-- START OF Records for this exercise --
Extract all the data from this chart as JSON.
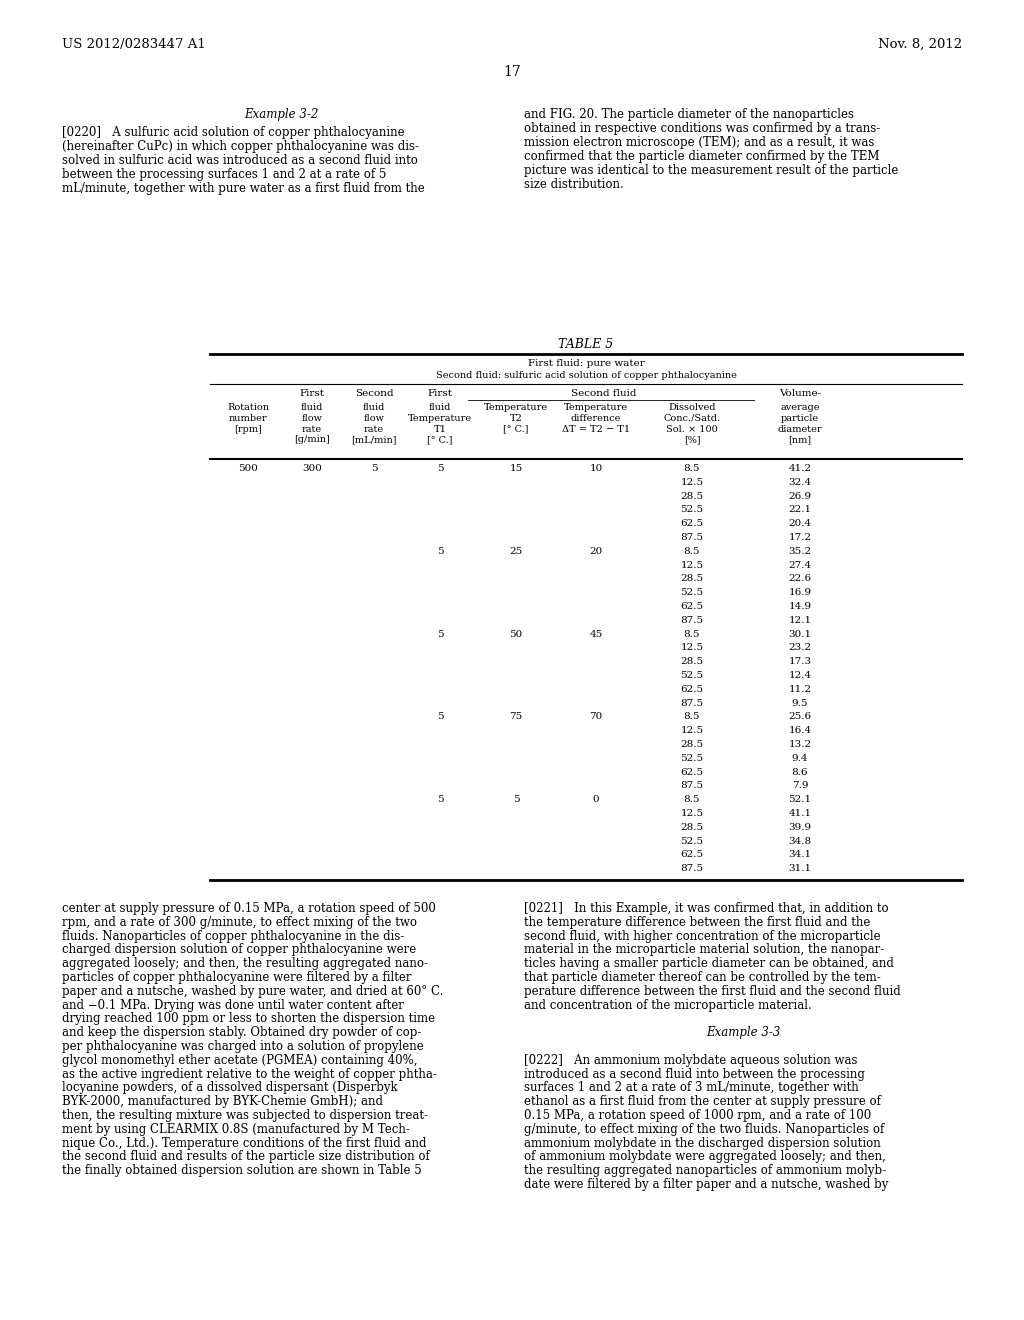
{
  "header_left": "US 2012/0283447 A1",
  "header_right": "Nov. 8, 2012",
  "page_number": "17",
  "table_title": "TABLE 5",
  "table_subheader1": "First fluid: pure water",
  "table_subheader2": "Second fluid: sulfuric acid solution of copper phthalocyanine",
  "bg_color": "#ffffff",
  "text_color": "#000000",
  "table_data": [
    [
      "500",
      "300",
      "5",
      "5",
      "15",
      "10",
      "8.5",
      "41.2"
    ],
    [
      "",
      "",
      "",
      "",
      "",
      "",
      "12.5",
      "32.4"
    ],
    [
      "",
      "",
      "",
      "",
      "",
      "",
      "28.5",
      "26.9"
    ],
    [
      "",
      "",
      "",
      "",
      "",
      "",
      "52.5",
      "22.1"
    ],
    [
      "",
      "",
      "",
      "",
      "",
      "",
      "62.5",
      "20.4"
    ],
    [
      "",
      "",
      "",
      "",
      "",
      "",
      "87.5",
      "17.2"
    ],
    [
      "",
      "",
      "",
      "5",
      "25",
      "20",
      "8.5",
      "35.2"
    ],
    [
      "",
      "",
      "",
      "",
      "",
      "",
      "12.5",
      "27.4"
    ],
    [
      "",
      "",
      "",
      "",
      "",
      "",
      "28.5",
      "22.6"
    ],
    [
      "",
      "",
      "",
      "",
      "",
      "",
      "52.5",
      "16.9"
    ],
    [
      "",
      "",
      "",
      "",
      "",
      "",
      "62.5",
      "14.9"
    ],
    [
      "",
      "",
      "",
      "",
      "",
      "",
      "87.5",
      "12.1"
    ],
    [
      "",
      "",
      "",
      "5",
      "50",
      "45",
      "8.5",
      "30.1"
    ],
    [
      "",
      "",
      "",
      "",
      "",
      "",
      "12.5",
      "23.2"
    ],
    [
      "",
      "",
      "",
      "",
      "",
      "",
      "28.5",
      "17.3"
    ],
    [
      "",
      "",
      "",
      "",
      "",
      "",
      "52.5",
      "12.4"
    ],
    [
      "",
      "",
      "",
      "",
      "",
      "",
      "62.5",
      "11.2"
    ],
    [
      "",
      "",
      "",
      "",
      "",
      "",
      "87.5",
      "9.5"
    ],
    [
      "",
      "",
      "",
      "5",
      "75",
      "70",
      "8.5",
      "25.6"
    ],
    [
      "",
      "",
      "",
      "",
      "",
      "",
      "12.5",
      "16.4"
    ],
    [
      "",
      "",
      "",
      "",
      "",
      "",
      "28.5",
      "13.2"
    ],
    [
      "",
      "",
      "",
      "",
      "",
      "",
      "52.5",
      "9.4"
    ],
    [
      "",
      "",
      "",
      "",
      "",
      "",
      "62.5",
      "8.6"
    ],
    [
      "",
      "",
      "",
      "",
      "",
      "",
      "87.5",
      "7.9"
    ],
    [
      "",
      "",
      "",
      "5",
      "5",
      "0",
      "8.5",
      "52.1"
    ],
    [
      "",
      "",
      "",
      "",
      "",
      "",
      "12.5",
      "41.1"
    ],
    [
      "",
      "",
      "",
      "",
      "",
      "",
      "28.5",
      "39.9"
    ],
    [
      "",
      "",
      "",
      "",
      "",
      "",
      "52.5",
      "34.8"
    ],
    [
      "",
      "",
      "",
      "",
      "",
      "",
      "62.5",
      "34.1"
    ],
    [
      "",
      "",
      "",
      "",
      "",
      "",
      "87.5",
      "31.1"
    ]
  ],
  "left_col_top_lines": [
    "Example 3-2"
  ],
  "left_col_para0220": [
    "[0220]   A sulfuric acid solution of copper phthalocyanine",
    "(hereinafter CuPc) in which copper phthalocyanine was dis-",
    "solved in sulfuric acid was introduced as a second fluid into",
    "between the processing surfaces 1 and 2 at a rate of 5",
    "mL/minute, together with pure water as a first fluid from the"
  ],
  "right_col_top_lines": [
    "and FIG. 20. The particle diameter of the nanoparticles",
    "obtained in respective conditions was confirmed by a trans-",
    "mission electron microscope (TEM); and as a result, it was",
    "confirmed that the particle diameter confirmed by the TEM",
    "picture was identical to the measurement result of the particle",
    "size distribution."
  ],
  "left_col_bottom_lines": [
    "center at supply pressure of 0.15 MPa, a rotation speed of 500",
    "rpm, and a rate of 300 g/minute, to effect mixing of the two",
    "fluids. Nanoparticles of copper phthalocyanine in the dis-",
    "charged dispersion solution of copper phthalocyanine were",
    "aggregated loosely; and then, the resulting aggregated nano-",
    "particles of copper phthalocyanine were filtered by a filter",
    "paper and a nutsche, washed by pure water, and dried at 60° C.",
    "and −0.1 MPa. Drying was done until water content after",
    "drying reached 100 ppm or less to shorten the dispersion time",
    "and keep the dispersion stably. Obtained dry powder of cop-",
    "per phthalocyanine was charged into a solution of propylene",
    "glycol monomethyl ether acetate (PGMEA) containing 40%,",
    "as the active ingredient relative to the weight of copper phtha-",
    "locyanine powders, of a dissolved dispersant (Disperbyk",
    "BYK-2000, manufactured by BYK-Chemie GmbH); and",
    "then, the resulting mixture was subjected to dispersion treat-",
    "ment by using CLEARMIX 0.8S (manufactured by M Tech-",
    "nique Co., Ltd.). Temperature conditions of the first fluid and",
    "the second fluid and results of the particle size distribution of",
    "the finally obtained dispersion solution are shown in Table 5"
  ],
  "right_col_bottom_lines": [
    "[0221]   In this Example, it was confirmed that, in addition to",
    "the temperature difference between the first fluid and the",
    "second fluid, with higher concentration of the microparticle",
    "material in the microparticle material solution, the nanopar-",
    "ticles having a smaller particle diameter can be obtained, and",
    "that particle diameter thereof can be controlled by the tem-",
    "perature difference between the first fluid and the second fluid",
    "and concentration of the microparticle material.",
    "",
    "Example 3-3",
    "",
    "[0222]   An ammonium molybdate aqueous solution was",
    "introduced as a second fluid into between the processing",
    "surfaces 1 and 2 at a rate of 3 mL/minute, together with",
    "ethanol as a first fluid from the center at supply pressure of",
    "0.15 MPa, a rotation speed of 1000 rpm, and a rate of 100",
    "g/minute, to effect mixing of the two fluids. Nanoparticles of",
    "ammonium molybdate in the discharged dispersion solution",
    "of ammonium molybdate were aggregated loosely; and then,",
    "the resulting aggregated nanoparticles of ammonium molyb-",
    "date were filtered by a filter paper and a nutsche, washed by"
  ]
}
-- END OF Records for this exercise --
_What needs to be done_. Pick out the lines containing the string "pure".

_Output for this exercise_.
  "table_subheader1": "First fluid: pure water",
    "mL/minute, together with pure water as a first fluid from the"
    "paper and a nutsche, washed by pure water, and dried at 60° C.",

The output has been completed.